§ What to produce: Track down every line below that holds "lightbulb" and copy it.

-.-.-

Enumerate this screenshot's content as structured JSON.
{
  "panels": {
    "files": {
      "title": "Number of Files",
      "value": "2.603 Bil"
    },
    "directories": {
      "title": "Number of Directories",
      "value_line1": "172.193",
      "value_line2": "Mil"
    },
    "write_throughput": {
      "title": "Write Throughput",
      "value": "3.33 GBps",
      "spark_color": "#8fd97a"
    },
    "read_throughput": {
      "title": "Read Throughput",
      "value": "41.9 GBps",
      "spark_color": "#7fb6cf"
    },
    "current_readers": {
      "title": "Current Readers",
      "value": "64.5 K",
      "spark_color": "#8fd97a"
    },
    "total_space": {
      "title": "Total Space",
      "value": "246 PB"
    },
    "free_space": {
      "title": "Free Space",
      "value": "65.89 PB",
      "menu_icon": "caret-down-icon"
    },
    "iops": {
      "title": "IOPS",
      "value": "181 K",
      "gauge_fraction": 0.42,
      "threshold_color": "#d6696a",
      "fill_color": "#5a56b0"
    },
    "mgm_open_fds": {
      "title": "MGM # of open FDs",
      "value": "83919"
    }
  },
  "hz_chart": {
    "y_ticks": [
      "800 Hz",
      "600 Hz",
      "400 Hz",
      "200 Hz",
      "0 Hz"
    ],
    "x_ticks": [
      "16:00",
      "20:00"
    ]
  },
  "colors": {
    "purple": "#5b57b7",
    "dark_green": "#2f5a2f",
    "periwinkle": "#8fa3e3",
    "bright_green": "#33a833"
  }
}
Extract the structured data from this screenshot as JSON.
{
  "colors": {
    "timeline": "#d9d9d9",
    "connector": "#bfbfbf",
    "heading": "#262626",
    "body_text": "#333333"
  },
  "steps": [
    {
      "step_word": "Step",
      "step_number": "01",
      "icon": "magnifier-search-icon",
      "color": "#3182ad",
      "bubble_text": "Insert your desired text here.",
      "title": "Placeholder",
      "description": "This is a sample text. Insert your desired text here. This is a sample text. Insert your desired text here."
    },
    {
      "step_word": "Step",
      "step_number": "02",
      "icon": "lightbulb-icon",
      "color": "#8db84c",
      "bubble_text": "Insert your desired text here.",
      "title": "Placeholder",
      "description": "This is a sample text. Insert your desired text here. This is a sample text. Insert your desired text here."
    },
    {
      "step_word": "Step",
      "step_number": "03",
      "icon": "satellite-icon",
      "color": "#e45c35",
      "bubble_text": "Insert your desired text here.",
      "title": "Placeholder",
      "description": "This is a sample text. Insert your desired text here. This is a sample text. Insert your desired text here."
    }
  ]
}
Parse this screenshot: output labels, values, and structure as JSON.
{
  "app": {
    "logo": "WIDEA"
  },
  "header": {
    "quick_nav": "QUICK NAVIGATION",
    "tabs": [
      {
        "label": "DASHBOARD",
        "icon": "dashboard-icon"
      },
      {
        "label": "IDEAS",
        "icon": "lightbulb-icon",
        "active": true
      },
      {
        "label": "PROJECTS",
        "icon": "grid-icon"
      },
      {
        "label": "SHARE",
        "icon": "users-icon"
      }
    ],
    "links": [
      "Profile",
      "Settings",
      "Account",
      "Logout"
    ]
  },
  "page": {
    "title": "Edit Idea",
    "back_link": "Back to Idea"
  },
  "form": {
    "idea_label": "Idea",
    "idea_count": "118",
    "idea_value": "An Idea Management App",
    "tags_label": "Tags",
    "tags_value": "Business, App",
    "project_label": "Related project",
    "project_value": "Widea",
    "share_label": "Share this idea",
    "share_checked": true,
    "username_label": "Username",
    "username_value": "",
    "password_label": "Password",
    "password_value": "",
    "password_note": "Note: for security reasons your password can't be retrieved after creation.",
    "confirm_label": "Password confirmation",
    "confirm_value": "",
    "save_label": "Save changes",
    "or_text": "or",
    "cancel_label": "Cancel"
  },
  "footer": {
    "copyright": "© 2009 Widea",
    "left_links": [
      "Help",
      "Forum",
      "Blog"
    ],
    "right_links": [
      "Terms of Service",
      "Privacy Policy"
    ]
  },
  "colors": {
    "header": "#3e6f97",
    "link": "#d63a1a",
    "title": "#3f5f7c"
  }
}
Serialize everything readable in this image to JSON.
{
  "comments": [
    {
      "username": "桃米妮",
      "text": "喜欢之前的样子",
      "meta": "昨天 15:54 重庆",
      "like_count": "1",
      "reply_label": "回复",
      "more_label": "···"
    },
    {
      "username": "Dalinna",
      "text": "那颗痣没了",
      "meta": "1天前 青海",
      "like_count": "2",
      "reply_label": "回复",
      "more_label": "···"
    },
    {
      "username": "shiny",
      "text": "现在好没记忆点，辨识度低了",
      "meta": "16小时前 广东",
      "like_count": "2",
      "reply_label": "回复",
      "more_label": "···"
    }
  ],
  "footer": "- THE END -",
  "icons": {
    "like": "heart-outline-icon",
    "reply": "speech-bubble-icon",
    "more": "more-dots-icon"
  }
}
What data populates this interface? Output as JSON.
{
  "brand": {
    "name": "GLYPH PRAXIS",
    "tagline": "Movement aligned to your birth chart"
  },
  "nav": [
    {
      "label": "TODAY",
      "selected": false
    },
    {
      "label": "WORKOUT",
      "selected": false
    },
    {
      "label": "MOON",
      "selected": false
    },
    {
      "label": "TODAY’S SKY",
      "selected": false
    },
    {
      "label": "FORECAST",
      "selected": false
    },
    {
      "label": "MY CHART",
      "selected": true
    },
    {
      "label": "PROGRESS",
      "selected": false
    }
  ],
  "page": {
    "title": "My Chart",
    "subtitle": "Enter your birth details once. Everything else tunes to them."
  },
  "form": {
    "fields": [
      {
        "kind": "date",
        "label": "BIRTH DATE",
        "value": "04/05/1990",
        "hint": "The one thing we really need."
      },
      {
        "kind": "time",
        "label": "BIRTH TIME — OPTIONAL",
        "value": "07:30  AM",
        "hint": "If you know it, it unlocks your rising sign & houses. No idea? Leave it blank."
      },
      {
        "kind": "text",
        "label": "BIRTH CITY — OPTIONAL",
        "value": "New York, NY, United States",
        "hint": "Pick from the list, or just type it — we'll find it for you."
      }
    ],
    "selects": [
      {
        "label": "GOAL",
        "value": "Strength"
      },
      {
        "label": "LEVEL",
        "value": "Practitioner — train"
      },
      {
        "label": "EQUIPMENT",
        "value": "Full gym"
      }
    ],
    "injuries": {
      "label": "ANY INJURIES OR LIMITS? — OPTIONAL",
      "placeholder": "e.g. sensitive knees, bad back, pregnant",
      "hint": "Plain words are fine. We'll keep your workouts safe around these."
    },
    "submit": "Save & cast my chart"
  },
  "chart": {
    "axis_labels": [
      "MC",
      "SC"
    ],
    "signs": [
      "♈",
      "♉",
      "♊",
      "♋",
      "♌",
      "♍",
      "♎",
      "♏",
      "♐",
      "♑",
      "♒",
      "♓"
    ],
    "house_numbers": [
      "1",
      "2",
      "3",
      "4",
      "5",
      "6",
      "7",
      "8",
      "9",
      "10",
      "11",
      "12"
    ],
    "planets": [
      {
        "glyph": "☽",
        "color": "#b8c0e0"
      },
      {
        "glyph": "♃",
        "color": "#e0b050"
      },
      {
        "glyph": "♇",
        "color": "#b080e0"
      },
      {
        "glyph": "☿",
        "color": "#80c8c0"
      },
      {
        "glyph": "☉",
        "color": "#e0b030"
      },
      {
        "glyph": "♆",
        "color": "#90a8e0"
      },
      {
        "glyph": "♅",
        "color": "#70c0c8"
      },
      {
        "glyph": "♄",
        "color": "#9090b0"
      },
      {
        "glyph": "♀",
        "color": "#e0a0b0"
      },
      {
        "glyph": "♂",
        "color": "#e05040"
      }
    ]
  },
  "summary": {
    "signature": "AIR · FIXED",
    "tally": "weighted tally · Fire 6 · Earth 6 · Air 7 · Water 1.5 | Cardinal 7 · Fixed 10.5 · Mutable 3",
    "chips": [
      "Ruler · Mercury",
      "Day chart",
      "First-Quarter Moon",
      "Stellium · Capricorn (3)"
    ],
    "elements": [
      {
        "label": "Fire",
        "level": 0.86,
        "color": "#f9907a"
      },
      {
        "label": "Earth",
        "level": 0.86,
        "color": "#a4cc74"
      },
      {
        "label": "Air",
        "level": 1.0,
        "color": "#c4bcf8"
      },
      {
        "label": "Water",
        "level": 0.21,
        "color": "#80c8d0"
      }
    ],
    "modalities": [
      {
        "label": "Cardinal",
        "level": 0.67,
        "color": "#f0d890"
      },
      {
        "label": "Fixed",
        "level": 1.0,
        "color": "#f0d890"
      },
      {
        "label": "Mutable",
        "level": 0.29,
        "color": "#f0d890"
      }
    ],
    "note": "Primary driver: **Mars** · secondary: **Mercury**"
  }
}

-.-.-

§ Completed exercise:
      "icon": "lightbulb-icon",
        "icon": "lightbulb-icon",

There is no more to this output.